◆ **What needs to be done**
Write out every entry word for word.

Collected data
_ _ _ _ _ _ _

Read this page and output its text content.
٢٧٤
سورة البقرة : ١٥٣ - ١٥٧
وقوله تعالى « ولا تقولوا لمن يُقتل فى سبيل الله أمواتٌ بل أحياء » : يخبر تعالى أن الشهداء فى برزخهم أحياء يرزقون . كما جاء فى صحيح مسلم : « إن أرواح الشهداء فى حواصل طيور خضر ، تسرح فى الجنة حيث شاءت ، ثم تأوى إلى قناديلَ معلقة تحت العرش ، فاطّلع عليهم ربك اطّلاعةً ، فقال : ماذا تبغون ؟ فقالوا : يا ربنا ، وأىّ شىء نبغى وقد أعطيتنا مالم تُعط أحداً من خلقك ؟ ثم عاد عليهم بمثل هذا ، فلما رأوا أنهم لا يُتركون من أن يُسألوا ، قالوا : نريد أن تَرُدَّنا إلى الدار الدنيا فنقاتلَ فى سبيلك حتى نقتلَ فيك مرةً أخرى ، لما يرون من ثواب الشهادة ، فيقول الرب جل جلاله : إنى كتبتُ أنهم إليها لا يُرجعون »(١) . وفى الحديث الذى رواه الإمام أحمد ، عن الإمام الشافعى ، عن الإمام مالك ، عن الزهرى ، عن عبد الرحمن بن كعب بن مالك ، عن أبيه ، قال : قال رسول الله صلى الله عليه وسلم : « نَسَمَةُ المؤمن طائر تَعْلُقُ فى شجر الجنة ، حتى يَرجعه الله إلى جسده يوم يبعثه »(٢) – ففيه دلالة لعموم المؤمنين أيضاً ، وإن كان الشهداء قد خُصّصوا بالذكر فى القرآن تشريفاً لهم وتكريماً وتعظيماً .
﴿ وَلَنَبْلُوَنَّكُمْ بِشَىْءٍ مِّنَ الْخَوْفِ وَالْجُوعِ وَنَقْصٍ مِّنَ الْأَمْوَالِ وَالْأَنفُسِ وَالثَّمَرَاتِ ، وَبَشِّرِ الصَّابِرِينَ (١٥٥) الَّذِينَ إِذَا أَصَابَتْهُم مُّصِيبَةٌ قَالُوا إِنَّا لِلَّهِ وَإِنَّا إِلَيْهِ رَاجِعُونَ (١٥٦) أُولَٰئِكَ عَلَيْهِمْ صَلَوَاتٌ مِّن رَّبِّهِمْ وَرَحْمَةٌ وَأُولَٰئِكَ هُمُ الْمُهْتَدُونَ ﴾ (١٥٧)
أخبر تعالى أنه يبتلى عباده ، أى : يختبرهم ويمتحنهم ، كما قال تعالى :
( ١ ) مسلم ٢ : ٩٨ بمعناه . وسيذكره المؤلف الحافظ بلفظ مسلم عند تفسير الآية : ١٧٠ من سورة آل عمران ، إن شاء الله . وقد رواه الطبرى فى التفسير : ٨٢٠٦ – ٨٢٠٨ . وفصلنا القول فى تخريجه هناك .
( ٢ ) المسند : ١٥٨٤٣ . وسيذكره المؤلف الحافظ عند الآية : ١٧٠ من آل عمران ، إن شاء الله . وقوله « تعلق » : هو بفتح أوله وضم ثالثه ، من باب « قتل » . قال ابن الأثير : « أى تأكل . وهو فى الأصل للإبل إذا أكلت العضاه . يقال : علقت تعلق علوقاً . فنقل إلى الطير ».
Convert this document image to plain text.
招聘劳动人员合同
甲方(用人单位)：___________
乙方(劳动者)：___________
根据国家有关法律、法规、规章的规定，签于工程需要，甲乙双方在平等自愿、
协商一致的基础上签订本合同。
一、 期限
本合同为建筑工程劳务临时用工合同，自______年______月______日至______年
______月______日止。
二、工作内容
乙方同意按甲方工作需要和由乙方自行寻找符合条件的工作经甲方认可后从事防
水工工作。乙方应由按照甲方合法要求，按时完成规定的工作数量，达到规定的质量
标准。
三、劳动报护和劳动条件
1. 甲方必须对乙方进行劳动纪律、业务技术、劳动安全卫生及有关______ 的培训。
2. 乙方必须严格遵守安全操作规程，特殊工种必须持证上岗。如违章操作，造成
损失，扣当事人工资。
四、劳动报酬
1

_ _ _ _ _ _ _

◆ **The response**
Read this page and output its text content.
٢٧٤
سورة البقرة : ١٥٣ - ١٥٧
وقوله تعالى « ولا تقولوا لمن يُقتل فى سبيل الله أمواتٌ بل أحياء » : يخبر تعالى أن الشهداء فى برزخهم أحياء يرزقون . كما جاء فى صحيح مسلم : « إن أرواح الشهداء فى حواصل طيور خضر ، تسرح فى الجنة حيث شاءت ، ثم تأوى إلى قناديلَ معلقة تحت العرش ، فاطّلع عليهم ربك اطّلاعةً ، فقال : ماذا تبغون ؟ فقالوا : يا ربنا ، وأىّ شىء نبغى وقد أعطيتنا مالم تُعط أحداً من خلقك ؟ ثم عاد عليهم بمثل هذا ، فلما رأوا أنهم لا يُتركون من أن يُسألوا ، قالوا : نريد أن تَرُدَّنا إلى الدار الدنيا فنقاتلَ فى سبيلك حتى نقتلَ فيك مرةً أخرى ، لما يرون من ثواب الشهادة ، فيقول الرب جل جلاله : إنى كتبتُ أنهم إليها لا يُرجعون »(١) . وفى الحديث الذى رواه الإمام أحمد ، عن الإمام الشافعى ، عن الإمام مالك ، عن الزهرى ، عن عبد الرحمن بن كعب بن مالك ، عن أبيه ، قال : قال رسول الله صلى الله عليه وسلم : « نَسَمَةُ المؤمن طائر تَعْلُقُ فى شجر الجنة ، حتى يَرجعه الله إلى جسده يوم يبعثه »(٢) – ففيه دلالة لعموم المؤمنين أيضاً ، وإن كان الشهداء قد خُصّصوا بالذكر فى القرآن تشريفاً لهم وتكريماً وتعظيماً .
﴿ وَلَنَبْلُوَنَّكُمْ بِشَىْءٍ مِّنَ الْخَوْفِ وَالْجُوعِ وَنَقْصٍ مِّنَ الْأَمْوَالِ وَالْأَنفُسِ وَالثَّمَرَاتِ ، وَبَشِّرِ الصَّابِرِينَ (١٥٥) الَّذِينَ إِذَا أَصَابَتْهُم مُّصِيبَةٌ قَالُوا إِنَّا لِلَّهِ وَإِنَّا إِلَيْهِ رَاجِعُونَ (١٥٦) أُولَٰئِكَ عَلَيْهِمْ صَلَوَاتٌ مِّن رَّبِّهِمْ وَرَحْمَةٌ وَأُولَٰئِكَ هُمُ الْمُهْتَدُونَ ﴾ (١٥٧)
أخبر تعالى أنه يبتلى عباده ، أى : يختبرهم ويمتحنهم ، كما قال تعالى :
( ١ ) مسلم ٢ : ٩٨ بمعناه . وسيذكره المؤلف الحافظ بلفظ مسلم عند تفسير الآية : ١٧٠ من سورة آل عمران ، إن شاء الله . وقد رواه الطبرى فى التفسير : ٨٢٠٦ – ٨٢٠٨ . وفصلنا القول فى تخريجه هناك .
( ٢ ) المسند : ١٥٨٤٣ . وسيذكره المؤلف الحافظ عند الآية : ١٧٠ من آل عمران ، إن شاء الله . وقوله « تعلق » : هو بفتح أوله وضم ثالثه ، من باب « قتل » . قال ابن الأثير : « أى تأكل . وهو فى الأصل للإبل إذا أكلت العضاه . يقال : علقت تعلق علوقاً . فنقل إلى الطير ».
Convert this document image to plain text.
招聘劳动人员合同
甲方(用人单位)：___________
乙方(劳动者)：___________
根据国家有关法律、法规、规章的规定，签于工程需要，甲乙双方在平等自愿、
协商一致的基础上签订本合同。
一、 期限
本合同为建筑工程劳务临时用工合同，自______年______月______日至______年
______月______日止。
二、工作内容
乙方同意按甲方工作需要和由乙方自行寻找符合条件的工作经甲方认可后从事防
水工工作。乙方应由按照甲方合法要求，按时完成规定的工作数量，达到规定的质量
标准。
三、劳动报护和劳动条件
1. 甲方必须对乙方进行劳动纪律、业务技术、劳动安全卫生及有关______ 的培训。
2. 乙方必须严格遵守安全操作规程，特殊工种必须持证上岗。如违章操作，造成
损失，扣当事人工资。
四、劳动报酬
1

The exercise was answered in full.